** start MATERIALS PROVIDED **

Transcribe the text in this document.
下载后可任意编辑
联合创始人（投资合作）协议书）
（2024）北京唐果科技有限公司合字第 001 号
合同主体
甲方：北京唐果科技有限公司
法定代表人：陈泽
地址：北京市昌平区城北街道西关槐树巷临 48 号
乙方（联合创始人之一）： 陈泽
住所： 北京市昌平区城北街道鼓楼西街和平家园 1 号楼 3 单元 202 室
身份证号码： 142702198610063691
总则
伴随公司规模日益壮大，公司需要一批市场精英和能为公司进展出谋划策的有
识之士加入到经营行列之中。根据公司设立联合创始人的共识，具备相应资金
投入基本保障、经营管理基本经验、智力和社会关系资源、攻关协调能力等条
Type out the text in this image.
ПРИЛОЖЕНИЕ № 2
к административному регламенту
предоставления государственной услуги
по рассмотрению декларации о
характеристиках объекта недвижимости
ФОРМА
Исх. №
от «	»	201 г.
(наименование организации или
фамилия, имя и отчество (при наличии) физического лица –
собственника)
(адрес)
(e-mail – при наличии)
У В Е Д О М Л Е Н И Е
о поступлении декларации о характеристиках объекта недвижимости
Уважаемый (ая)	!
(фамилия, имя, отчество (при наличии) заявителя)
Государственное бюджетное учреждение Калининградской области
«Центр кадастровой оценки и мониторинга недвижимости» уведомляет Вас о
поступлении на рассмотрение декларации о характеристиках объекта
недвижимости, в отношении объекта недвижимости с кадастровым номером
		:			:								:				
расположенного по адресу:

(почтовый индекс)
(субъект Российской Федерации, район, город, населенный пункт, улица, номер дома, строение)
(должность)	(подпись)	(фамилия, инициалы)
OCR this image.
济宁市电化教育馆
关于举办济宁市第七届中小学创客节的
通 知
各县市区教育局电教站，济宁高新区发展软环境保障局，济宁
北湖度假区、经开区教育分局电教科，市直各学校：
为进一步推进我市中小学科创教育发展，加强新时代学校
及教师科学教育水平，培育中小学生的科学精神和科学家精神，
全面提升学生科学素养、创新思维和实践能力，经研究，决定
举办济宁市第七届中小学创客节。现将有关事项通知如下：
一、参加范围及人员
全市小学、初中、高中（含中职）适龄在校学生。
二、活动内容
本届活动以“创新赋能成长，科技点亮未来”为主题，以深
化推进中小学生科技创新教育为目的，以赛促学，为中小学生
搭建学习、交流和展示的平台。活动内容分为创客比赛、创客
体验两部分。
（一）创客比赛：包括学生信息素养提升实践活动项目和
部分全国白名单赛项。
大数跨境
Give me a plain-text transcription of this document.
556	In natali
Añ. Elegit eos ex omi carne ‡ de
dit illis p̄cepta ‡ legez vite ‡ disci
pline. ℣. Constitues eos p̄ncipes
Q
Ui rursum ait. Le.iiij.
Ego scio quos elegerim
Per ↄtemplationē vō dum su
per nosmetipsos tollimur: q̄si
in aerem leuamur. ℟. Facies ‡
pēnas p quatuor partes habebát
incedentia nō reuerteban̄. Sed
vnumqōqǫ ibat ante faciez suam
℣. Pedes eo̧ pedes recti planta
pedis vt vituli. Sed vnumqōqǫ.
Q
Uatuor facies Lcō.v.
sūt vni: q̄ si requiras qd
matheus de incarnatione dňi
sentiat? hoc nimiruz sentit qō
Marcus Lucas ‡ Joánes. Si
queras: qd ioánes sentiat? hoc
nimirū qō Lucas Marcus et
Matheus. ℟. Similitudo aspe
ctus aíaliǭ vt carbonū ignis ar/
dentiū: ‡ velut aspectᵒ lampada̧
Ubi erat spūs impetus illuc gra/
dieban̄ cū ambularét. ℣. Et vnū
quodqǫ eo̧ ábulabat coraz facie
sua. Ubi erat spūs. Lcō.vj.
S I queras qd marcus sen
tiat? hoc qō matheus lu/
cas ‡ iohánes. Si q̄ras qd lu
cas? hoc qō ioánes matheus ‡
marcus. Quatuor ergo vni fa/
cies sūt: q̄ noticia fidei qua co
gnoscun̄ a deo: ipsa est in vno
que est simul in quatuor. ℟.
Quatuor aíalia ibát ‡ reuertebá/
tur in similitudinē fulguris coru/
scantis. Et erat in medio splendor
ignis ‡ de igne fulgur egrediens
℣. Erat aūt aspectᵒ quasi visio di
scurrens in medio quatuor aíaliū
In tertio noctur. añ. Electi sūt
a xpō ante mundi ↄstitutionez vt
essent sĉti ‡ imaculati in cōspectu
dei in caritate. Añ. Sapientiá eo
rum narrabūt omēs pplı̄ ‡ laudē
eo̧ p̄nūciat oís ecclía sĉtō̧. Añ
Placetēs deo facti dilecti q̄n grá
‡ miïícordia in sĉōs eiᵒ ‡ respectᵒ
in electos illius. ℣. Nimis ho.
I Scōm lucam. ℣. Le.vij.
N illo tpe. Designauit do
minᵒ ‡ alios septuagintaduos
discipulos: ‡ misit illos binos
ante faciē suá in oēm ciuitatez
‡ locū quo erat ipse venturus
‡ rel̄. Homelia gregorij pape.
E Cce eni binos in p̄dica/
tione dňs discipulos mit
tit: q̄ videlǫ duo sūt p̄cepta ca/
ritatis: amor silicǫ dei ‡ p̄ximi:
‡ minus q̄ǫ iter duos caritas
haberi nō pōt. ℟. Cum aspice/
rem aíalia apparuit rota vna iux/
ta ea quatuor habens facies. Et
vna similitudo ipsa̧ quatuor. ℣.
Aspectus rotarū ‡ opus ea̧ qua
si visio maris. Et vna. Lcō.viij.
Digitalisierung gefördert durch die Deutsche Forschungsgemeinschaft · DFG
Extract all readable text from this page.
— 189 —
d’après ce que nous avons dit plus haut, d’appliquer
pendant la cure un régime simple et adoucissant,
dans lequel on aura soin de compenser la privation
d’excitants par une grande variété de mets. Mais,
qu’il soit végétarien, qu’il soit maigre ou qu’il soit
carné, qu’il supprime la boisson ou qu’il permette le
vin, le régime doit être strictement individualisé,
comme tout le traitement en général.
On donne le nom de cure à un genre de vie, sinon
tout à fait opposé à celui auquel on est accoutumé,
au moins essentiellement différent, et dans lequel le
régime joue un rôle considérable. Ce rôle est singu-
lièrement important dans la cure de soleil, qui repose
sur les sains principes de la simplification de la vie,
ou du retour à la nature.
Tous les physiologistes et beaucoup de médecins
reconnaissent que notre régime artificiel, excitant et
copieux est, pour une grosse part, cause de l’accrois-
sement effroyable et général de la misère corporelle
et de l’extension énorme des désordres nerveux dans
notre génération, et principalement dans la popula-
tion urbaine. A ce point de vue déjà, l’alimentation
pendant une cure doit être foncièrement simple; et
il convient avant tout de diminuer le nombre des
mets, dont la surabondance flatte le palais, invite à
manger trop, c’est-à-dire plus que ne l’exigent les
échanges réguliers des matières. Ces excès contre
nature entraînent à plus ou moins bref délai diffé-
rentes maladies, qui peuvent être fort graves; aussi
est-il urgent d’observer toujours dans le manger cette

** end MATERIALS PROVIDED **

WRITTEN REQUEST —
Lines holding the word "document" in the entries above are the ones to pull out. Copy them all.

THE RESULT —
Transcribe the text in this document.
Give me a plain-text transcription of this document.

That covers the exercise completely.